===== Working data
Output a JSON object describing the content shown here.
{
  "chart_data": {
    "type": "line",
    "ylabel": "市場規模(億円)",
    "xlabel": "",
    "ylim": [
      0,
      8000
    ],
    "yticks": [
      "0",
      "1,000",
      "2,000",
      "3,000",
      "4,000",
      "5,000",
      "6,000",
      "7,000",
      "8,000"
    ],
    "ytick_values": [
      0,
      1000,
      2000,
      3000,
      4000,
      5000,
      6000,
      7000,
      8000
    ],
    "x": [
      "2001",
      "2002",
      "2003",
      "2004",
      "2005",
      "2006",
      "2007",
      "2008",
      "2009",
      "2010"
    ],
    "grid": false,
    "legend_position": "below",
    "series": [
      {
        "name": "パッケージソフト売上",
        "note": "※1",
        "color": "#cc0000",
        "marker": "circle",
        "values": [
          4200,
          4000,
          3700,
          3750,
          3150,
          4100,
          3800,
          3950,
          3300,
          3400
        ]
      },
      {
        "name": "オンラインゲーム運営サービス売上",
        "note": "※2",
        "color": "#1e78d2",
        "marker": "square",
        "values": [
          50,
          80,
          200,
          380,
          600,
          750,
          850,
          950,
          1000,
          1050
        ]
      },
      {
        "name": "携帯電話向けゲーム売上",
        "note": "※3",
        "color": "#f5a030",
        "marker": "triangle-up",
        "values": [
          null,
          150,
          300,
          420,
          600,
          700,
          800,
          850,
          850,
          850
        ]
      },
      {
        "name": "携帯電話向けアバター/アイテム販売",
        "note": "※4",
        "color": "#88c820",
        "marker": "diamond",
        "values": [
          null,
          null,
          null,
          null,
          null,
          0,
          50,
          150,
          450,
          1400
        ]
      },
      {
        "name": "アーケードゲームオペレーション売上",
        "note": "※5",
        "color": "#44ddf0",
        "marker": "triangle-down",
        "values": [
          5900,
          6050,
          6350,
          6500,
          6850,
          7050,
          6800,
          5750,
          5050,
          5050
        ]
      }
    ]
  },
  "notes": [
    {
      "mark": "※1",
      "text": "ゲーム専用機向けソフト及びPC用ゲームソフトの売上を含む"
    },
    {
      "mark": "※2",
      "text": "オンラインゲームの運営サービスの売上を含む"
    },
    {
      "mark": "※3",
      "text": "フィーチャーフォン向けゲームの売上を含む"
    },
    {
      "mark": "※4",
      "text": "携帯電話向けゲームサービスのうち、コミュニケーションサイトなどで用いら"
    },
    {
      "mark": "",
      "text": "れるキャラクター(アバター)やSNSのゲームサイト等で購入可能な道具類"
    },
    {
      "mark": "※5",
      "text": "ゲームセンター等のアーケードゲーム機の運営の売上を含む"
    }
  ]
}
==========
> **Your task**: Tally how many lines in the material above hold the word "marker". Write only that number.

> **Worked answer**: 5